* [Set task]:
Write out each line of the material again, word for word.

[BEGIN Source material]

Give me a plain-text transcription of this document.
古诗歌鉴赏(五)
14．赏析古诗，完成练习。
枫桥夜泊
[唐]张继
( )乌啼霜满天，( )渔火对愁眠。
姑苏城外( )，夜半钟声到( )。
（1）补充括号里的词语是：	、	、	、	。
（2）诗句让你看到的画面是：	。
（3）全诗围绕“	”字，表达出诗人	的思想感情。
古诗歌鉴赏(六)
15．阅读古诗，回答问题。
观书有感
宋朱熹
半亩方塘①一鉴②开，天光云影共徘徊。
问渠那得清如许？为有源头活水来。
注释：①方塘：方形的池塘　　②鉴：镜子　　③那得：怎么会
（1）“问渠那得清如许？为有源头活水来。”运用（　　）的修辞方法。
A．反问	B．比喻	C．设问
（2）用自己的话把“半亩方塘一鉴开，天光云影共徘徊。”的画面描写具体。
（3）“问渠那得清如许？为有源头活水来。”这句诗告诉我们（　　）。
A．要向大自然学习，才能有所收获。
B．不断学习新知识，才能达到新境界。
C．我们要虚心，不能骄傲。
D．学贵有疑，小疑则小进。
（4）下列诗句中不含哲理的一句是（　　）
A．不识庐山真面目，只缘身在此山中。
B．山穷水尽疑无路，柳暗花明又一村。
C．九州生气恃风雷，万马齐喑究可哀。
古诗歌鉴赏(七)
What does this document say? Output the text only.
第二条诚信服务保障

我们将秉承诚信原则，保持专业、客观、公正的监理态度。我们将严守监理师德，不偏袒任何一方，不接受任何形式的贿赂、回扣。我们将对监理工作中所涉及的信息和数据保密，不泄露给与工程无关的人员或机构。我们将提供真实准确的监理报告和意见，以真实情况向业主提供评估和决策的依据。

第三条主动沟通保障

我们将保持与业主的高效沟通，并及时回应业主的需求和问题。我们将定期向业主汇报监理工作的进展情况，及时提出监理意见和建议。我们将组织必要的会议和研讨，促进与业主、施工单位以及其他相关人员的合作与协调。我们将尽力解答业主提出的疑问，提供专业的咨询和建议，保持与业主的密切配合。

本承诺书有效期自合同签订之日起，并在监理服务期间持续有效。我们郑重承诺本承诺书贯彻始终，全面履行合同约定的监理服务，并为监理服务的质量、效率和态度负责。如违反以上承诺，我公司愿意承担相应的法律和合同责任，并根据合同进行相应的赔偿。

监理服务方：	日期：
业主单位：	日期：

[END Source material]

* [Correct response]:
Give me a plain-text transcription of this document.
古诗歌鉴赏(五)
14．赏析古诗，完成练习。
枫桥夜泊
[唐]张继
( )乌啼霜满天，( )渔火对愁眠。
姑苏城外( )，夜半钟声到( )。
（1）补充括号里的词语是：	、	、	、	。
（2）诗句让你看到的画面是：	。
（3）全诗围绕“	”字，表达出诗人	的思想感情。
古诗歌鉴赏(六)
15．阅读古诗，回答问题。
观书有感
宋朱熹
半亩方塘①一鉴②开，天光云影共徘徊。
问渠那得清如许？为有源头活水来。
注释：①方塘：方形的池塘　　②鉴：镜子　　③那得：怎么会
（1）“问渠那得清如许？为有源头活水来。”运用（　　）的修辞方法。
A．反问	B．比喻	C．设问
（2）用自己的话把“半亩方塘一鉴开，天光云影共徘徊。”的画面描写具体。
（3）“问渠那得清如许？为有源头活水来。”这句诗告诉我们（　　）。
A．要向大自然学习，才能有所收获。
B．不断学习新知识，才能达到新境界。
C．我们要虚心，不能骄傲。
D．学贵有疑，小疑则小进。
（4）下列诗句中不含哲理的一句是（　　）
A．不识庐山真面目，只缘身在此山中。
B．山穷水尽疑无路，柳暗花明又一村。
C．九州生气恃风雷，万马齐喑究可哀。
古诗歌鉴赏(七)
What does this document say? Output the text only.
第二条诚信服务保障

我们将秉承诚信原则，保持专业、客观、公正的监理态度。我们将严守监理师德，不偏袒任何一方，不接受任何形式的贿赂、回扣。我们将对监理工作中所涉及的信息和数据保密，不泄露给与工程无关的人员或机构。我们将提供真实准确的监理报告和意见，以真实情况向业主提供评估和决策的依据。

第三条主动沟通保障

我们将保持与业主的高效沟通，并及时回应业主的需求和问题。我们将定期向业主汇报监理工作的进展情况，及时提出监理意见和建议。我们将组织必要的会议和研讨，促进与业主、施工单位以及其他相关人员的合作与协调。我们将尽力解答业主提出的疑问，提供专业的咨询和建议，保持与业主的密切配合。

本承诺书有效期自合同签订之日起，并在监理服务期间持续有效。我们郑重承诺本承诺书贯彻始终，全面履行合同约定的监理服务，并为监理服务的质量、效率和态度负责。如违反以上承诺，我公司愿意承担相应的法律和合同责任，并根据合同进行相应的赔偿。

监理服务方：	日期：
业主单位：	日期：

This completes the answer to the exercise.